- _GIVEN PROBLEM_: From the data that follows, copy every line holding the string "знаєте".

[Collection entries]
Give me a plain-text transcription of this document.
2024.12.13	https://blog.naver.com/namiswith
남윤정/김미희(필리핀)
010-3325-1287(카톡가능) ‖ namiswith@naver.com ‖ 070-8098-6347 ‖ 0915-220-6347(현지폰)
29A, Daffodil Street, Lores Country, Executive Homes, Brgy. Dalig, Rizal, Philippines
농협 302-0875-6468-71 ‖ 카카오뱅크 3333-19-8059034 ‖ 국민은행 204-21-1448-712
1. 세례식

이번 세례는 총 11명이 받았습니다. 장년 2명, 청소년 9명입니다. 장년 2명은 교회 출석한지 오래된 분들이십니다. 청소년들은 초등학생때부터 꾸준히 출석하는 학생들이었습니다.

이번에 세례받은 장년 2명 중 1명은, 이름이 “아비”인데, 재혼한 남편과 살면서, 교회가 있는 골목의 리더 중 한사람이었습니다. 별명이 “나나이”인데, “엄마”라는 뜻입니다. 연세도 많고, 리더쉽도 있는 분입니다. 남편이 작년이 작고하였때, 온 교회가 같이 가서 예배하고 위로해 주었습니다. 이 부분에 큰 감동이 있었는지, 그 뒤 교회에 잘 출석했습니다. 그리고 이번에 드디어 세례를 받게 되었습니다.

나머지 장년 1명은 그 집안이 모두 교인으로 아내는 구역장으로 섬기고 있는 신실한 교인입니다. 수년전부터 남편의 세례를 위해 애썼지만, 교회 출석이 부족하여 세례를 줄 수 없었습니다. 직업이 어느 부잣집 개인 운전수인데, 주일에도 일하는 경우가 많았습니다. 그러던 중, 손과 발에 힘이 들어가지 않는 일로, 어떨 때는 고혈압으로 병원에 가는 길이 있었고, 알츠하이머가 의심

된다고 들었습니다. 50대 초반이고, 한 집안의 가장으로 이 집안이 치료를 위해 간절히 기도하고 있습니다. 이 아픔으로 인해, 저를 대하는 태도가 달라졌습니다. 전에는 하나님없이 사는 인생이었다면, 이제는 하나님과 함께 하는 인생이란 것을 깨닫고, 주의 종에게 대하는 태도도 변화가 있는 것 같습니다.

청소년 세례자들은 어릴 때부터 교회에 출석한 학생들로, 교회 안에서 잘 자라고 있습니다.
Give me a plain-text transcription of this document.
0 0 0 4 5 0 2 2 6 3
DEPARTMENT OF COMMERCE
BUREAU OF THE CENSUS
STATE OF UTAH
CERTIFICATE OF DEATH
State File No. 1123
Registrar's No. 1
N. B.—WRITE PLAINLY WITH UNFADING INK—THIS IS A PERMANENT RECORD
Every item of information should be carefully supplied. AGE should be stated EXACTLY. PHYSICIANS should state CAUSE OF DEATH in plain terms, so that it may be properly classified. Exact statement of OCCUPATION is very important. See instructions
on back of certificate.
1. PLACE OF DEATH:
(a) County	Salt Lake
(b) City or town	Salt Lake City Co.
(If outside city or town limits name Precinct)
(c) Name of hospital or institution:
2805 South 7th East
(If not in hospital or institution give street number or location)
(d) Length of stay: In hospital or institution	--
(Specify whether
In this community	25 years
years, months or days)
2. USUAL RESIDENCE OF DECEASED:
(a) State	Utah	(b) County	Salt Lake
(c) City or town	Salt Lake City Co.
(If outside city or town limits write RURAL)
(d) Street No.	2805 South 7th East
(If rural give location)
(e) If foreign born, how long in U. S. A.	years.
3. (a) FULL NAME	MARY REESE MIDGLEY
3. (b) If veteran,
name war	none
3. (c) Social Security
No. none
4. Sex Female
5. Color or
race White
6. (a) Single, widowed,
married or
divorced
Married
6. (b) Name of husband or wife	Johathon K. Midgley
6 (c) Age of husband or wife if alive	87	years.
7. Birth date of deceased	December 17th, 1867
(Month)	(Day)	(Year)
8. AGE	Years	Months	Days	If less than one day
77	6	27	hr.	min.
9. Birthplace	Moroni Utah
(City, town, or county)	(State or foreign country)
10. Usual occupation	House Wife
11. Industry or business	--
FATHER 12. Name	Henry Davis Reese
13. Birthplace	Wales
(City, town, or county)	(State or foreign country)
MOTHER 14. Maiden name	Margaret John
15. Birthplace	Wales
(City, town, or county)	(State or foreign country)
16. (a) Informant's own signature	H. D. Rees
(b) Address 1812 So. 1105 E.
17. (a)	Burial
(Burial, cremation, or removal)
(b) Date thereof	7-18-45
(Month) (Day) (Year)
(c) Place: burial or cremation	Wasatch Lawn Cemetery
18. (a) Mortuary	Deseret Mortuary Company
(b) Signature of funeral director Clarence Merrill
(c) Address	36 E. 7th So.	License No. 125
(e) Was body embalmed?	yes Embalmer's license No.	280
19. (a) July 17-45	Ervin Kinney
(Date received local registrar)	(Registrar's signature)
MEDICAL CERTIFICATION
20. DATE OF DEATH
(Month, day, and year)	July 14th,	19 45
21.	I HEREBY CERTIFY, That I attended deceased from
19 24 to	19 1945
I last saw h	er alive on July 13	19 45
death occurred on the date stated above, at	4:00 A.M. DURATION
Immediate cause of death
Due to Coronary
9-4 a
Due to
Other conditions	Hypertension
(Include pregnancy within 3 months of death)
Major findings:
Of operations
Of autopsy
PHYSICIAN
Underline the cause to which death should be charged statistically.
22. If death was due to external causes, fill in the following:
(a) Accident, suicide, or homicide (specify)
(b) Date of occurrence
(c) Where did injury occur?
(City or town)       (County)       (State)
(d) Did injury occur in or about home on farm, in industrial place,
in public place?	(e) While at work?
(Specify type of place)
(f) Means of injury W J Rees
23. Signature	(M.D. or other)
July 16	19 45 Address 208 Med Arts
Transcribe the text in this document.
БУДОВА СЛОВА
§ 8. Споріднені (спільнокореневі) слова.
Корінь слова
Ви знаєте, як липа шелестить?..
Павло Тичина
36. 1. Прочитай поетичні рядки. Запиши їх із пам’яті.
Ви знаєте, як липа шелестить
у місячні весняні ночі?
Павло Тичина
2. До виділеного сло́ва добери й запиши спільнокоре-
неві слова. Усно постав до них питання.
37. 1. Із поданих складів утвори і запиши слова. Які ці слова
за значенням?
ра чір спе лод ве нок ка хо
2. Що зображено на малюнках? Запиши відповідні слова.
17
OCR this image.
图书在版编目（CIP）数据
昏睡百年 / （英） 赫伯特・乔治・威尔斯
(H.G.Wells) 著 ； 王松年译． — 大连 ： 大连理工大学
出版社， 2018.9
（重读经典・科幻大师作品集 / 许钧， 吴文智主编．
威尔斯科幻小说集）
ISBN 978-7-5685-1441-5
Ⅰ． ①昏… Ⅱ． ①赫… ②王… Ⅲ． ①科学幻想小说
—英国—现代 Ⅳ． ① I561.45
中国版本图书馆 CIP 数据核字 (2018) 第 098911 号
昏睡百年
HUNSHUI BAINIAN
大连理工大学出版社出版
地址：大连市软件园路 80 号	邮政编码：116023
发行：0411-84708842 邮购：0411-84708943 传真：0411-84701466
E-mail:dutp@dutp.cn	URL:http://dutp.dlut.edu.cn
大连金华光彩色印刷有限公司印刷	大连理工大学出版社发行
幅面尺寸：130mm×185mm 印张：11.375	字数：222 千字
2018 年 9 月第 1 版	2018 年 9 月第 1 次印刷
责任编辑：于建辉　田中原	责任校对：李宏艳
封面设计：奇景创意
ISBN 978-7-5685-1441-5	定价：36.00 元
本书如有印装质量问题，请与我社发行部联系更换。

- _THE RESPONSE_:
Ви знаєте, як липа шелестить?..
Ви знаєте, як липа шелестить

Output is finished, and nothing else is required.